Wherever the string "unchanged" appears in the entries below, return the line that holds it.

Stored entries:
━━━━

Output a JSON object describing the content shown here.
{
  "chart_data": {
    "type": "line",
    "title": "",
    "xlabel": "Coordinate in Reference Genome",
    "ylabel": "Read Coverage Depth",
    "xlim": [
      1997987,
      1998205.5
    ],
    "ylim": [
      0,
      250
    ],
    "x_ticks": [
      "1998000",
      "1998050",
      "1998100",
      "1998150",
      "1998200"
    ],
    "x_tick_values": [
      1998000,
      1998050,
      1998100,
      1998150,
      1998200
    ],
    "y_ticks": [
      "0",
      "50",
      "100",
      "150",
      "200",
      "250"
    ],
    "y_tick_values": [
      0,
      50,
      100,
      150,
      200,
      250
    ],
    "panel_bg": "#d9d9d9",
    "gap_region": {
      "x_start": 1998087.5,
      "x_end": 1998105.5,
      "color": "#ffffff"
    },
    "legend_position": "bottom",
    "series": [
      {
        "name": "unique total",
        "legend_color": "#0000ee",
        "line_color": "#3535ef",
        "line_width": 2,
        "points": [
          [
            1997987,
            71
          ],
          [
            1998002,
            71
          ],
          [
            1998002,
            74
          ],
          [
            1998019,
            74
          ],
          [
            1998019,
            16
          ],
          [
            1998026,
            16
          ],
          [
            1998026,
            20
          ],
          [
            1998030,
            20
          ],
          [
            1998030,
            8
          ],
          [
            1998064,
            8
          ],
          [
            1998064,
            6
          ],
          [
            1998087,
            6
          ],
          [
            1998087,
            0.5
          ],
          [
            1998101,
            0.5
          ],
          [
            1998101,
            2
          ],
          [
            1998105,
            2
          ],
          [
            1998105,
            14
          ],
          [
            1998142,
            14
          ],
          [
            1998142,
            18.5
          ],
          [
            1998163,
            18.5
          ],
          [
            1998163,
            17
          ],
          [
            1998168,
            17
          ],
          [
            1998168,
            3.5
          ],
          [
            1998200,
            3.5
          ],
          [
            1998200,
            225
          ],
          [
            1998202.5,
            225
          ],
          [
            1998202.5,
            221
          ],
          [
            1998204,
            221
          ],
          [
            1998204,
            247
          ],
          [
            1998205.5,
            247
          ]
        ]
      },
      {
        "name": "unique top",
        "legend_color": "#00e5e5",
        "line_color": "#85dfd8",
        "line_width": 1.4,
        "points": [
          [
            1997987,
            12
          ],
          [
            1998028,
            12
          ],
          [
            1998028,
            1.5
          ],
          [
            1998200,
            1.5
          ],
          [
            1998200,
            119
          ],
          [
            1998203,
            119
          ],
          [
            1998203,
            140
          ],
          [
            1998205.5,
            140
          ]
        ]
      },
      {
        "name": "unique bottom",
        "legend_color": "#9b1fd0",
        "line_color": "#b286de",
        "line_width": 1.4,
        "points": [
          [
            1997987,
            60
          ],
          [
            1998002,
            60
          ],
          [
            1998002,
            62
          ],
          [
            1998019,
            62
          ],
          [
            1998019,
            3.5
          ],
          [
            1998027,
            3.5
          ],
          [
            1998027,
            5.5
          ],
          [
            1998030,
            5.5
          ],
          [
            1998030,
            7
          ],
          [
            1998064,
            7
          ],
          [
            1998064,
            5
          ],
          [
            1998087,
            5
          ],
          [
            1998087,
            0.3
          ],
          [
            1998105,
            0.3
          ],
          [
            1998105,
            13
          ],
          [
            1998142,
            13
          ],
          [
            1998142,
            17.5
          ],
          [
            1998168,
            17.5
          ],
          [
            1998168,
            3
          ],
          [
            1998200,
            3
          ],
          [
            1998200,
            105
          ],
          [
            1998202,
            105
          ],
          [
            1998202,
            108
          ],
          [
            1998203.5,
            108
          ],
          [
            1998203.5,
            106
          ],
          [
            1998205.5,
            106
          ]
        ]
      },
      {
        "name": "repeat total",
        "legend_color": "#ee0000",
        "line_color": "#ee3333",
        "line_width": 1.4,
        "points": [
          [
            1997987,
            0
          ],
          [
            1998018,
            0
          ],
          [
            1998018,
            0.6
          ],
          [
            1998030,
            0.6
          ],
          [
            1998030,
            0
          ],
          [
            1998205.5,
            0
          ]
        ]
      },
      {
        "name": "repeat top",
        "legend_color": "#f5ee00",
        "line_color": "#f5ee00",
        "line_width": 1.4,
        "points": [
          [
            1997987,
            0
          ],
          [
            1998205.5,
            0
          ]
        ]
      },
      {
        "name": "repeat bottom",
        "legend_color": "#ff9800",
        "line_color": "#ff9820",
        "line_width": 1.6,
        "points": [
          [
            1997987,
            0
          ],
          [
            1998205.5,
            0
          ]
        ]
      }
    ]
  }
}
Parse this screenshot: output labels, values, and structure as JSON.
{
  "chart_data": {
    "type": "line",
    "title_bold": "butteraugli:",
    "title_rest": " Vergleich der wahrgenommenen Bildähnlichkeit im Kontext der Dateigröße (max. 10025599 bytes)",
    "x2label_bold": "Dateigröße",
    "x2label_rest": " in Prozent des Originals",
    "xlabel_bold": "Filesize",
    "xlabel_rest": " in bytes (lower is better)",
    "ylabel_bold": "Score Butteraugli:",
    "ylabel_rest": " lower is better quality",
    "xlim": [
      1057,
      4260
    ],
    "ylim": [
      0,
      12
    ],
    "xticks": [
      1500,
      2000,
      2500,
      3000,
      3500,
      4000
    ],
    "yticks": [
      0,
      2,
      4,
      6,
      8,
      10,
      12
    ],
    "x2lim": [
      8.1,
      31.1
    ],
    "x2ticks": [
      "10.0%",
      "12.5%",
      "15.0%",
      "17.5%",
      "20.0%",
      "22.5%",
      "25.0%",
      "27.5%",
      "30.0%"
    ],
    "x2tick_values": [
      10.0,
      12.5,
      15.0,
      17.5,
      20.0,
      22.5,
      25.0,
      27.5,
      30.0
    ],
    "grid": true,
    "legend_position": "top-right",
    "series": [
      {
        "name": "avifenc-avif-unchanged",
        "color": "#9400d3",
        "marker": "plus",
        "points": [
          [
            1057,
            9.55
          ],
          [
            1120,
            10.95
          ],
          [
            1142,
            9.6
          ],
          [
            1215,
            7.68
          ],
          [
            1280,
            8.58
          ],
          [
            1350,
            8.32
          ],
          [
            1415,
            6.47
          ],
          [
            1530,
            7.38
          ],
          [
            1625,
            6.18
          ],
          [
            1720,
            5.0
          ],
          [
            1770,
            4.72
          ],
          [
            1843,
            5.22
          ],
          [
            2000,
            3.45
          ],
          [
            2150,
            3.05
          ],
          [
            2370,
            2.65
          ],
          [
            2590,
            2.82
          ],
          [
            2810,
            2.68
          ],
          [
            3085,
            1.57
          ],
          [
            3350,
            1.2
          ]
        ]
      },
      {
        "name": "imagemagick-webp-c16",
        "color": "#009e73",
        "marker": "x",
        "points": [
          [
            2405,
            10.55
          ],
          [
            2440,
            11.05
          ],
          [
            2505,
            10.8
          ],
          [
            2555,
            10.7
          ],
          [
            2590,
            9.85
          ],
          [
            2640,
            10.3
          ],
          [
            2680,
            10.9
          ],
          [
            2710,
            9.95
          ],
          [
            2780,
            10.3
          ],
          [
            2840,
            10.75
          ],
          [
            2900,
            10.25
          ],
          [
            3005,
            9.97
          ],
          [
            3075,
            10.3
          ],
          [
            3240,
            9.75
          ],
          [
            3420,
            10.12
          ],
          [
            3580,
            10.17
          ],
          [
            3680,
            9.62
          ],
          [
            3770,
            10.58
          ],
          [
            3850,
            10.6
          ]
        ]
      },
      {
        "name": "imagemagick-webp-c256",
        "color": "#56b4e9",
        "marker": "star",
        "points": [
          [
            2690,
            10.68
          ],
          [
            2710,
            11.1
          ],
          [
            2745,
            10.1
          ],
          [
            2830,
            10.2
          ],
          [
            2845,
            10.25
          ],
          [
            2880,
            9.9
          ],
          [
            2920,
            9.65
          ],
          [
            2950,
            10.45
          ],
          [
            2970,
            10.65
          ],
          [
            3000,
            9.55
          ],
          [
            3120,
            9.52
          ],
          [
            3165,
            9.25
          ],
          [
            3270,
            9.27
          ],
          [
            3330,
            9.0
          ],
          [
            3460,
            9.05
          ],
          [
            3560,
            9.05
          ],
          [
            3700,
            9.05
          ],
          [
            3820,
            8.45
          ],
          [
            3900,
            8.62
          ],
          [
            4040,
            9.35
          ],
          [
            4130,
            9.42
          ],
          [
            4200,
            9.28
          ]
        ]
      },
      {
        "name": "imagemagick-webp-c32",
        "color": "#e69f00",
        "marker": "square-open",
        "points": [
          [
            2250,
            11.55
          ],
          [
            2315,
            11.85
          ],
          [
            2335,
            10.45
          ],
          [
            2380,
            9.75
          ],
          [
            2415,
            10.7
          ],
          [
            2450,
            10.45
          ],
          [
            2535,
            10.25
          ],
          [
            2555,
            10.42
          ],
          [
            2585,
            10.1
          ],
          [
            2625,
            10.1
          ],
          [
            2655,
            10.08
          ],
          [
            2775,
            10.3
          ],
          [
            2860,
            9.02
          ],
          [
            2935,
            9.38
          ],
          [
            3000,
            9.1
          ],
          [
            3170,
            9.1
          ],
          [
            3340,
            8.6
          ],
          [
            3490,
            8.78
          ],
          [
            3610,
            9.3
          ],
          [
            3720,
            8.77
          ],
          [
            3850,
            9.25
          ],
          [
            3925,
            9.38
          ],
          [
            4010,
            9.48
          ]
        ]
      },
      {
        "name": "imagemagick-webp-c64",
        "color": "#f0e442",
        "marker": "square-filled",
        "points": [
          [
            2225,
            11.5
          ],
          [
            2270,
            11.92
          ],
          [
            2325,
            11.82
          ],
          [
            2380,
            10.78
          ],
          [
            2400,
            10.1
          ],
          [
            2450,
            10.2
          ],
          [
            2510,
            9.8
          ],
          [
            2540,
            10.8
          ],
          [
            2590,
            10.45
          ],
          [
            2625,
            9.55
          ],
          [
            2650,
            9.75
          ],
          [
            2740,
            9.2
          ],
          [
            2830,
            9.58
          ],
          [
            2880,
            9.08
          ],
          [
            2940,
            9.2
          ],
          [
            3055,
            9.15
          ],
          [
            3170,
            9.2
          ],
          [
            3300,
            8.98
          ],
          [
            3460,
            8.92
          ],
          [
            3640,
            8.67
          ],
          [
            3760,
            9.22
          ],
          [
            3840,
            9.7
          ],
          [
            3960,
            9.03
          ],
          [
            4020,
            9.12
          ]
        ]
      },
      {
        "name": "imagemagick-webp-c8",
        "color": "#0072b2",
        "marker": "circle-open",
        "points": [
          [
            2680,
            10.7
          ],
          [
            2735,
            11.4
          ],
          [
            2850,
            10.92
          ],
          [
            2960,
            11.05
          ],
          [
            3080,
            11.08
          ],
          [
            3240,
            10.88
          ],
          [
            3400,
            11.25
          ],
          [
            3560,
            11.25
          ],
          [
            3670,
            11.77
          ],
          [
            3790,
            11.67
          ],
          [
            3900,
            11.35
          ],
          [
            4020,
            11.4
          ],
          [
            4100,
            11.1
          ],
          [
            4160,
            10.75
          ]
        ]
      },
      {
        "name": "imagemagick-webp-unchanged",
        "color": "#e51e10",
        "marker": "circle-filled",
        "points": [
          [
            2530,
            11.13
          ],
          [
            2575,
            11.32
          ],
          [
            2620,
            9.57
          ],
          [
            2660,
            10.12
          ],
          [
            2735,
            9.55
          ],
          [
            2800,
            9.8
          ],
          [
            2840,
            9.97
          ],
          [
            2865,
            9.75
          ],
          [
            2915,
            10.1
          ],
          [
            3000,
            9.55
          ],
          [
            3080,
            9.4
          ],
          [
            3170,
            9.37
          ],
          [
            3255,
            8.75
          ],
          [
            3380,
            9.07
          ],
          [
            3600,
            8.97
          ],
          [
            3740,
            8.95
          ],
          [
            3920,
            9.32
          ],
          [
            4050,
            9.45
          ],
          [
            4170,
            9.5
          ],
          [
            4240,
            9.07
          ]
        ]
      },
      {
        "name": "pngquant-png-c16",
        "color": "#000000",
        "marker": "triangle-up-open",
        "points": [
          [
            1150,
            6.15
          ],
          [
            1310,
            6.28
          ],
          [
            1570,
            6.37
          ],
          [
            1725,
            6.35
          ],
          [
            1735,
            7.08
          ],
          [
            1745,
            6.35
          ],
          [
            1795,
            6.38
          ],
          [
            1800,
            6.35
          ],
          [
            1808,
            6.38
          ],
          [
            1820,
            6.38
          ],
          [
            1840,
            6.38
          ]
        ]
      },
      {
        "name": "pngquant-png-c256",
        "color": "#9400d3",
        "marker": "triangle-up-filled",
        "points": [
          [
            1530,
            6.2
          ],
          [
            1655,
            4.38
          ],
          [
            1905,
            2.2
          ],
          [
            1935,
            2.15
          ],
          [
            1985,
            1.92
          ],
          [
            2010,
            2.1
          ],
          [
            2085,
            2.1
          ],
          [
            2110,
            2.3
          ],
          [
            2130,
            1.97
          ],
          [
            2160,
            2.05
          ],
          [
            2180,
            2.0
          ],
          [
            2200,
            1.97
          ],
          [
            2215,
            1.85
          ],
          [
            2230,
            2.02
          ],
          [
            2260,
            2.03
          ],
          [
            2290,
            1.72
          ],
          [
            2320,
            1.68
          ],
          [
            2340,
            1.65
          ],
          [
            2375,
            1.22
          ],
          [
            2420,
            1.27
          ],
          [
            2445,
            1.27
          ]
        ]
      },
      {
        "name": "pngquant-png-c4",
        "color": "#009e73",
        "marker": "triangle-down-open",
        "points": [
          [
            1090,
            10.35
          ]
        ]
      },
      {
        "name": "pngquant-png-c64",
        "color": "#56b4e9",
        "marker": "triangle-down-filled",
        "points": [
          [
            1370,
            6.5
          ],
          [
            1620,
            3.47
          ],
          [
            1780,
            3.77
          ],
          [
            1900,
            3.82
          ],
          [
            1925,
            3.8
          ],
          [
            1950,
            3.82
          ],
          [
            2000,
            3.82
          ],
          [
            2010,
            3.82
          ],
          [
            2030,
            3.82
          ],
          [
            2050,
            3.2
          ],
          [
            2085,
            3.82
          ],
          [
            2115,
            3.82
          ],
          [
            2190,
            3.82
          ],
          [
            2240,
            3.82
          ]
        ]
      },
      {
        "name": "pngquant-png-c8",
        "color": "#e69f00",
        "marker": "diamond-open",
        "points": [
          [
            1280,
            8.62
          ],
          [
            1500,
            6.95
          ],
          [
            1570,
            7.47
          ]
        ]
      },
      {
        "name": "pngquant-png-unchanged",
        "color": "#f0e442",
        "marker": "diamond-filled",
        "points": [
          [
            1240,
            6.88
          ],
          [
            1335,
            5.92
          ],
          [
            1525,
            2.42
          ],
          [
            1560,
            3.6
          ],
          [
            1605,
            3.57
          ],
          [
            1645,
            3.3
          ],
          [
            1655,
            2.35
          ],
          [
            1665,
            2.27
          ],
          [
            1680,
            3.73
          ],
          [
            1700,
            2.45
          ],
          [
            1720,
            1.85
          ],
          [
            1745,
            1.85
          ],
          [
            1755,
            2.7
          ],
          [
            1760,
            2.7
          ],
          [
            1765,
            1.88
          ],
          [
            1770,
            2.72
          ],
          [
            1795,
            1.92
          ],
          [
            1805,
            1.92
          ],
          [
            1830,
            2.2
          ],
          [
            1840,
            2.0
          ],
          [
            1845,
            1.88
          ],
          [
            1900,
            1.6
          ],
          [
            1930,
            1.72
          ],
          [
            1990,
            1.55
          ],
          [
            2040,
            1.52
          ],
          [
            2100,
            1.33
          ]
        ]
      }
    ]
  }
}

━━━━

▶ RESPONSE BOX:
        "name": "avifenc-avif-unchanged",
        "name": "imagemagick-webp-unchanged",
        "name": "pngquant-png-unchanged",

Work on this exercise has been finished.